(Data records)
..............................
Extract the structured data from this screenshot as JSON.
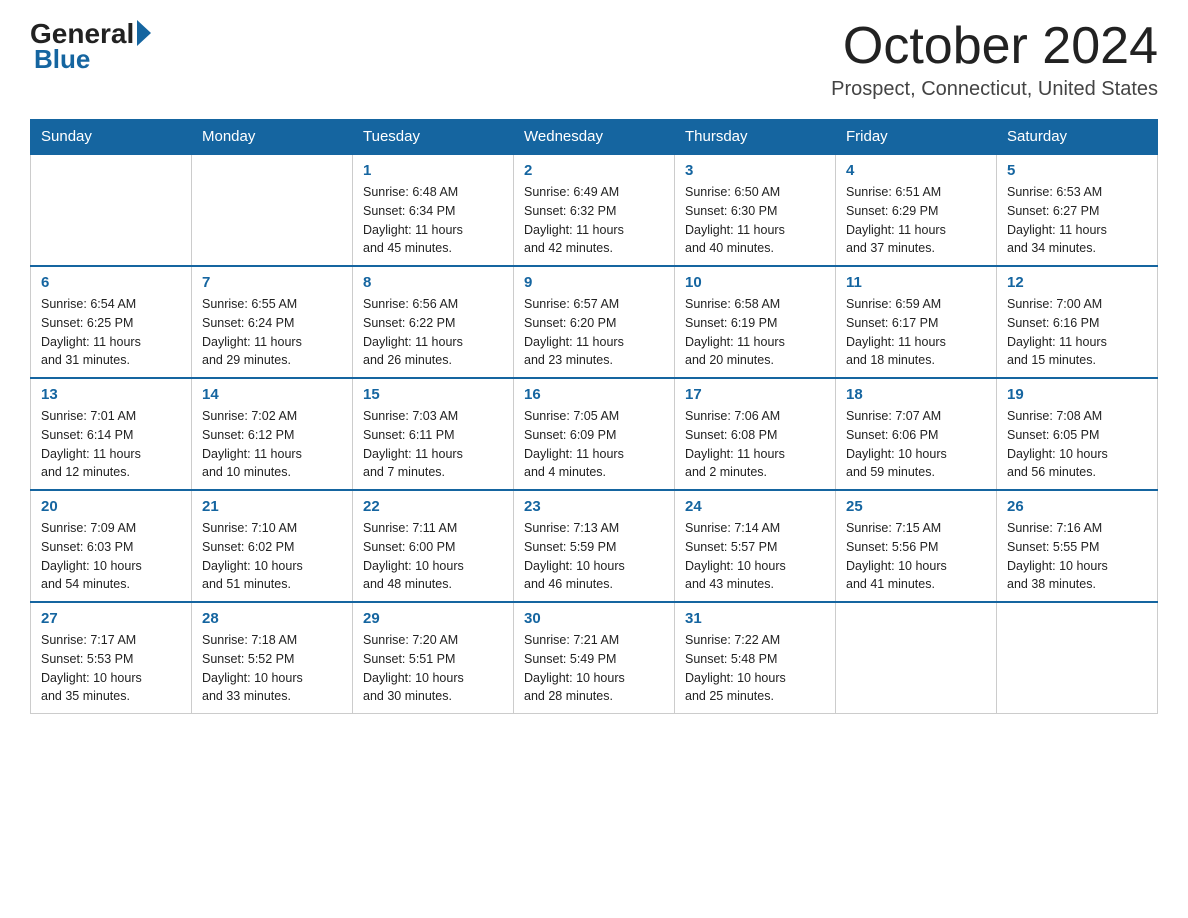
{
  "header": {
    "logo_general": "General",
    "logo_blue": "Blue",
    "month_title": "October 2024",
    "location": "Prospect, Connecticut, United States"
  },
  "columns": [
    "Sunday",
    "Monday",
    "Tuesday",
    "Wednesday",
    "Thursday",
    "Friday",
    "Saturday"
  ],
  "weeks": [
    [
      {
        "day": "",
        "info": ""
      },
      {
        "day": "",
        "info": ""
      },
      {
        "day": "1",
        "info": "Sunrise: 6:48 AM\nSunset: 6:34 PM\nDaylight: 11 hours\nand 45 minutes."
      },
      {
        "day": "2",
        "info": "Sunrise: 6:49 AM\nSunset: 6:32 PM\nDaylight: 11 hours\nand 42 minutes."
      },
      {
        "day": "3",
        "info": "Sunrise: 6:50 AM\nSunset: 6:30 PM\nDaylight: 11 hours\nand 40 minutes."
      },
      {
        "day": "4",
        "info": "Sunrise: 6:51 AM\nSunset: 6:29 PM\nDaylight: 11 hours\nand 37 minutes."
      },
      {
        "day": "5",
        "info": "Sunrise: 6:53 AM\nSunset: 6:27 PM\nDaylight: 11 hours\nand 34 minutes."
      }
    ],
    [
      {
        "day": "6",
        "info": "Sunrise: 6:54 AM\nSunset: 6:25 PM\nDaylight: 11 hours\nand 31 minutes."
      },
      {
        "day": "7",
        "info": "Sunrise: 6:55 AM\nSunset: 6:24 PM\nDaylight: 11 hours\nand 29 minutes."
      },
      {
        "day": "8",
        "info": "Sunrise: 6:56 AM\nSunset: 6:22 PM\nDaylight: 11 hours\nand 26 minutes."
      },
      {
        "day": "9",
        "info": "Sunrise: 6:57 AM\nSunset: 6:20 PM\nDaylight: 11 hours\nand 23 minutes."
      },
      {
        "day": "10",
        "info": "Sunrise: 6:58 AM\nSunset: 6:19 PM\nDaylight: 11 hours\nand 20 minutes."
      },
      {
        "day": "11",
        "info": "Sunrise: 6:59 AM\nSunset: 6:17 PM\nDaylight: 11 hours\nand 18 minutes."
      },
      {
        "day": "12",
        "info": "Sunrise: 7:00 AM\nSunset: 6:16 PM\nDaylight: 11 hours\nand 15 minutes."
      }
    ],
    [
      {
        "day": "13",
        "info": "Sunrise: 7:01 AM\nSunset: 6:14 PM\nDaylight: 11 hours\nand 12 minutes."
      },
      {
        "day": "14",
        "info": "Sunrise: 7:02 AM\nSunset: 6:12 PM\nDaylight: 11 hours\nand 10 minutes."
      },
      {
        "day": "15",
        "info": "Sunrise: 7:03 AM\nSunset: 6:11 PM\nDaylight: 11 hours\nand 7 minutes."
      },
      {
        "day": "16",
        "info": "Sunrise: 7:05 AM\nSunset: 6:09 PM\nDaylight: 11 hours\nand 4 minutes."
      },
      {
        "day": "17",
        "info": "Sunrise: 7:06 AM\nSunset: 6:08 PM\nDaylight: 11 hours\nand 2 minutes."
      },
      {
        "day": "18",
        "info": "Sunrise: 7:07 AM\nSunset: 6:06 PM\nDaylight: 10 hours\nand 59 minutes."
      },
      {
        "day": "19",
        "info": "Sunrise: 7:08 AM\nSunset: 6:05 PM\nDaylight: 10 hours\nand 56 minutes."
      }
    ],
    [
      {
        "day": "20",
        "info": "Sunrise: 7:09 AM\nSunset: 6:03 PM\nDaylight: 10 hours\nand 54 minutes."
      },
      {
        "day": "21",
        "info": "Sunrise: 7:10 AM\nSunset: 6:02 PM\nDaylight: 10 hours\nand 51 minutes."
      },
      {
        "day": "22",
        "info": "Sunrise: 7:11 AM\nSunset: 6:00 PM\nDaylight: 10 hours\nand 48 minutes."
      },
      {
        "day": "23",
        "info": "Sunrise: 7:13 AM\nSunset: 5:59 PM\nDaylight: 10 hours\nand 46 minutes."
      },
      {
        "day": "24",
        "info": "Sunrise: 7:14 AM\nSunset: 5:57 PM\nDaylight: 10 hours\nand 43 minutes."
      },
      {
        "day": "25",
        "info": "Sunrise: 7:15 AM\nSunset: 5:56 PM\nDaylight: 10 hours\nand 41 minutes."
      },
      {
        "day": "26",
        "info": "Sunrise: 7:16 AM\nSunset: 5:55 PM\nDaylight: 10 hours\nand 38 minutes."
      }
    ],
    [
      {
        "day": "27",
        "info": "Sunrise: 7:17 AM\nSunset: 5:53 PM\nDaylight: 10 hours\nand 35 minutes."
      },
      {
        "day": "28",
        "info": "Sunrise: 7:18 AM\nSunset: 5:52 PM\nDaylight: 10 hours\nand 33 minutes."
      },
      {
        "day": "29",
        "info": "Sunrise: 7:20 AM\nSunset: 5:51 PM\nDaylight: 10 hours\nand 30 minutes."
      },
      {
        "day": "30",
        "info": "Sunrise: 7:21 AM\nSunset: 5:49 PM\nDaylight: 10 hours\nand 28 minutes."
      },
      {
        "day": "31",
        "info": "Sunrise: 7:22 AM\nSunset: 5:48 PM\nDaylight: 10 hours\nand 25 minutes."
      },
      {
        "day": "",
        "info": ""
      },
      {
        "day": "",
        "info": ""
      }
    ]
  ]
}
..............................
Instructions for the task
Drop the images and repeat the data exactly.

Written solution
Extract the structured data from this screenshot as JSON.
{
  "header": {
    "logo_general": "General",
    "logo_blue": "Blue",
    "month_title": "October 2024",
    "location": "Prospect, Connecticut, United States"
  },
  "columns": [
    "Sunday",
    "Monday",
    "Tuesday",
    "Wednesday",
    "Thursday",
    "Friday",
    "Saturday"
  ],
  "weeks": [
    [
      {
        "day": "",
        "info": ""
      },
      {
        "day": "",
        "info": ""
      },
      {
        "day": "1",
        "info": "Sunrise: 6:48 AM\nSunset: 6:34 PM\nDaylight: 11 hours\nand 45 minutes."
      },
      {
        "day": "2",
        "info": "Sunrise: 6:49 AM\nSunset: 6:32 PM\nDaylight: 11 hours\nand 42 minutes."
      },
      {
        "day": "3",
        "info": "Sunrise: 6:50 AM\nSunset: 6:30 PM\nDaylight: 11 hours\nand 40 minutes."
      },
      {
        "day": "4",
        "info": "Sunrise: 6:51 AM\nSunset: 6:29 PM\nDaylight: 11 hours\nand 37 minutes."
      },
      {
        "day": "5",
        "info": "Sunrise: 6:53 AM\nSunset: 6:27 PM\nDaylight: 11 hours\nand 34 minutes."
      }
    ],
    [
      {
        "day": "6",
        "info": "Sunrise: 6:54 AM\nSunset: 6:25 PM\nDaylight: 11 hours\nand 31 minutes."
      },
      {
        "day": "7",
        "info": "Sunrise: 6:55 AM\nSunset: 6:24 PM\nDaylight: 11 hours\nand 29 minutes."
      },
      {
        "day": "8",
        "info": "Sunrise: 6:56 AM\nSunset: 6:22 PM\nDaylight: 11 hours\nand 26 minutes."
      },
      {
        "day": "9",
        "info": "Sunrise: 6:57 AM\nSunset: 6:20 PM\nDaylight: 11 hours\nand 23 minutes."
      },
      {
        "day": "10",
        "info": "Sunrise: 6:58 AM\nSunset: 6:19 PM\nDaylight: 11 hours\nand 20 minutes."
      },
      {
        "day": "11",
        "info": "Sunrise: 6:59 AM\nSunset: 6:17 PM\nDaylight: 11 hours\nand 18 minutes."
      },
      {
        "day": "12",
        "info": "Sunrise: 7:00 AM\nSunset: 6:16 PM\nDaylight: 11 hours\nand 15 minutes."
      }
    ],
    [
      {
        "day": "13",
        "info": "Sunrise: 7:01 AM\nSunset: 6:14 PM\nDaylight: 11 hours\nand 12 minutes."
      },
      {
        "day": "14",
        "info": "Sunrise: 7:02 AM\nSunset: 6:12 PM\nDaylight: 11 hours\nand 10 minutes."
      },
      {
        "day": "15",
        "info": "Sunrise: 7:03 AM\nSunset: 6:11 PM\nDaylight: 11 hours\nand 7 minutes."
      },
      {
        "day": "16",
        "info": "Sunrise: 7:05 AM\nSunset: 6:09 PM\nDaylight: 11 hours\nand 4 minutes."
      },
      {
        "day": "17",
        "info": "Sunrise: 7:06 AM\nSunset: 6:08 PM\nDaylight: 11 hours\nand 2 minutes."
      },
      {
        "day": "18",
        "info": "Sunrise: 7:07 AM\nSunset: 6:06 PM\nDaylight: 10 hours\nand 59 minutes."
      },
      {
        "day": "19",
        "info": "Sunrise: 7:08 AM\nSunset: 6:05 PM\nDaylight: 10 hours\nand 56 minutes."
      }
    ],
    [
      {
        "day": "20",
        "info": "Sunrise: 7:09 AM\nSunset: 6:03 PM\nDaylight: 10 hours\nand 54 minutes."
      },
      {
        "day": "21",
        "info": "Sunrise: 7:10 AM\nSunset: 6:02 PM\nDaylight: 10 hours\nand 51 minutes."
      },
      {
        "day": "22",
        "info": "Sunrise: 7:11 AM\nSunset: 6:00 PM\nDaylight: 10 hours\nand 48 minutes."
      },
      {
        "day": "23",
        "info": "Sunrise: 7:13 AM\nSunset: 5:59 PM\nDaylight: 10 hours\nand 46 minutes."
      },
      {
        "day": "24",
        "info": "Sunrise: 7:14 AM\nSunset: 5:57 PM\nDaylight: 10 hours\nand 43 minutes."
      },
      {
        "day": "25",
        "info": "Sunrise: 7:15 AM\nSunset: 5:56 PM\nDaylight: 10 hours\nand 41 minutes."
      },
      {
        "day": "26",
        "info": "Sunrise: 7:16 AM\nSunset: 5:55 PM\nDaylight: 10 hours\nand 38 minutes."
      }
    ],
    [
      {
        "day": "27",
        "info": "Sunrise: 7:17 AM\nSunset: 5:53 PM\nDaylight: 10 hours\nand 35 minutes."
      },
      {
        "day": "28",
        "info": "Sunrise: 7:18 AM\nSunset: 5:52 PM\nDaylight: 10 hours\nand 33 minutes."
      },
      {
        "day": "29",
        "info": "Sunrise: 7:20 AM\nSunset: 5:51 PM\nDaylight: 10 hours\nand 30 minutes."
      },
      {
        "day": "30",
        "info": "Sunrise: 7:21 AM\nSunset: 5:49 PM\nDaylight: 10 hours\nand 28 minutes."
      },
      {
        "day": "31",
        "info": "Sunrise: 7:22 AM\nSunset: 5:48 PM\nDaylight: 10 hours\nand 25 minutes."
      },
      {
        "day": "",
        "info": ""
      },
      {
        "day": "",
        "info": ""
      }
    ]
  ]
}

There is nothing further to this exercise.